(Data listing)
──────────
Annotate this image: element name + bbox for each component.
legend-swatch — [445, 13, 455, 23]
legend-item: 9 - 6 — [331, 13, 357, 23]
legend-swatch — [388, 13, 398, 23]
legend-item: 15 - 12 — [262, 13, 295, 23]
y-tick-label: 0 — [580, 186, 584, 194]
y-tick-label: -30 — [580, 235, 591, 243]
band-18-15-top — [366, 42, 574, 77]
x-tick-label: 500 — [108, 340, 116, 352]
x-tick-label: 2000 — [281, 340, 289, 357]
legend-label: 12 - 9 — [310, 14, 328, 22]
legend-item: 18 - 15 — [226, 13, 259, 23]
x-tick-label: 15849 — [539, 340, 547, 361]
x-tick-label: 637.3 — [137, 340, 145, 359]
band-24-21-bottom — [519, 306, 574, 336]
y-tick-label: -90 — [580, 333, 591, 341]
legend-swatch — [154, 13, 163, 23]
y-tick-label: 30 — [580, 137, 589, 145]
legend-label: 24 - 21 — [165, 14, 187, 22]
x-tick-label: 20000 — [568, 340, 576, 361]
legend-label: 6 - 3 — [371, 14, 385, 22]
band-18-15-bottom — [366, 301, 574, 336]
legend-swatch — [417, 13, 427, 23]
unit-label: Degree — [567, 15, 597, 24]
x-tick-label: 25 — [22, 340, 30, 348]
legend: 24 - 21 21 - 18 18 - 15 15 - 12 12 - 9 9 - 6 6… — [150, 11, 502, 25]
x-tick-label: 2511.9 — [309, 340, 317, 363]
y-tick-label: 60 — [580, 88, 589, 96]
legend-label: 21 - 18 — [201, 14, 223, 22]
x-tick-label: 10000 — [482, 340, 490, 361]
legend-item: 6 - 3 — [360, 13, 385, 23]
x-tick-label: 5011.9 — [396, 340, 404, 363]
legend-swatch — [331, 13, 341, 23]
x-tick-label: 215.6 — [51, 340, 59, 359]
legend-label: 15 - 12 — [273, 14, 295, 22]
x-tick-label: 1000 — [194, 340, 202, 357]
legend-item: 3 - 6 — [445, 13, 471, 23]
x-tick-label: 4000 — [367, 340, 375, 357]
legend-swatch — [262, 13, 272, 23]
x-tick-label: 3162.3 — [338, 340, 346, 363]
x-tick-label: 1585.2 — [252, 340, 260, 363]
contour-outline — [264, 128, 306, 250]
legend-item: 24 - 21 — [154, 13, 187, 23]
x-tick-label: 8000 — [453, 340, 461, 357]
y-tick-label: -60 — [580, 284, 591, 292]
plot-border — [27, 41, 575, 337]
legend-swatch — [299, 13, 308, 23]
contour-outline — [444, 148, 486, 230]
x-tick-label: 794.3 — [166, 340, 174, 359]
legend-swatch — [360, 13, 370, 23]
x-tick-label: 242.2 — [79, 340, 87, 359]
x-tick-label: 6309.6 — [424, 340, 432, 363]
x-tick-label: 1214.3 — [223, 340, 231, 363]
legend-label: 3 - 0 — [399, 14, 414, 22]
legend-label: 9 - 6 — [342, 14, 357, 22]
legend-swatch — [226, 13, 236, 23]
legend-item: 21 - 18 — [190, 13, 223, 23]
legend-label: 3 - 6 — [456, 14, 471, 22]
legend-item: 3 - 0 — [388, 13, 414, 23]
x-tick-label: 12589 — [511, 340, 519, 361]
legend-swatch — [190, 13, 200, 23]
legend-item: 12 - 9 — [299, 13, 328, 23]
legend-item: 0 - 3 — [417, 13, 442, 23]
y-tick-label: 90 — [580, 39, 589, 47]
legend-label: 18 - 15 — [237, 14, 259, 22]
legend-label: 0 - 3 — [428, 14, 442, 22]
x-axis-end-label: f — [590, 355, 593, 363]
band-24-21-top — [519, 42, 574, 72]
──────────
Written task :: Copy the lines exactly, starting at the first line and ending at the line that contains "x-tick-label: 25 — [22, 340, 30, 348]".

Final result ::
Annotate this image: element name + bbox for each component.
legend-swatch — [445, 13, 455, 23]
legend-item: 9 - 6 — [331, 13, 357, 23]
legend-swatch — [388, 13, 398, 23]
legend-item: 15 - 12 — [262, 13, 295, 23]
y-tick-label: 0 — [580, 186, 584, 194]
y-tick-label: -30 — [580, 235, 591, 243]
band-18-15-top — [366, 42, 574, 77]
x-tick-label: 500 — [108, 340, 116, 352]
x-tick-label: 2000 — [281, 340, 289, 357]
legend-label: 12 - 9 — [310, 14, 328, 22]
legend-item: 18 - 15 — [226, 13, 259, 23]
x-tick-label: 15849 — [539, 340, 547, 361]
x-tick-label: 637.3 — [137, 340, 145, 359]
band-24-21-bottom — [519, 306, 574, 336]
y-tick-label: -90 — [580, 333, 591, 341]
legend-swatch — [154, 13, 163, 23]
y-tick-label: 30 — [580, 137, 589, 145]
legend-label: 24 - 21 — [165, 14, 187, 22]
x-tick-label: 20000 — [568, 340, 576, 361]
legend-label: 6 - 3 — [371, 14, 385, 22]
band-18-15-bottom — [366, 301, 574, 336]
legend-swatch — [417, 13, 427, 23]
unit-label: Degree — [567, 15, 597, 24]
x-tick-label: 25 — [22, 340, 30, 348]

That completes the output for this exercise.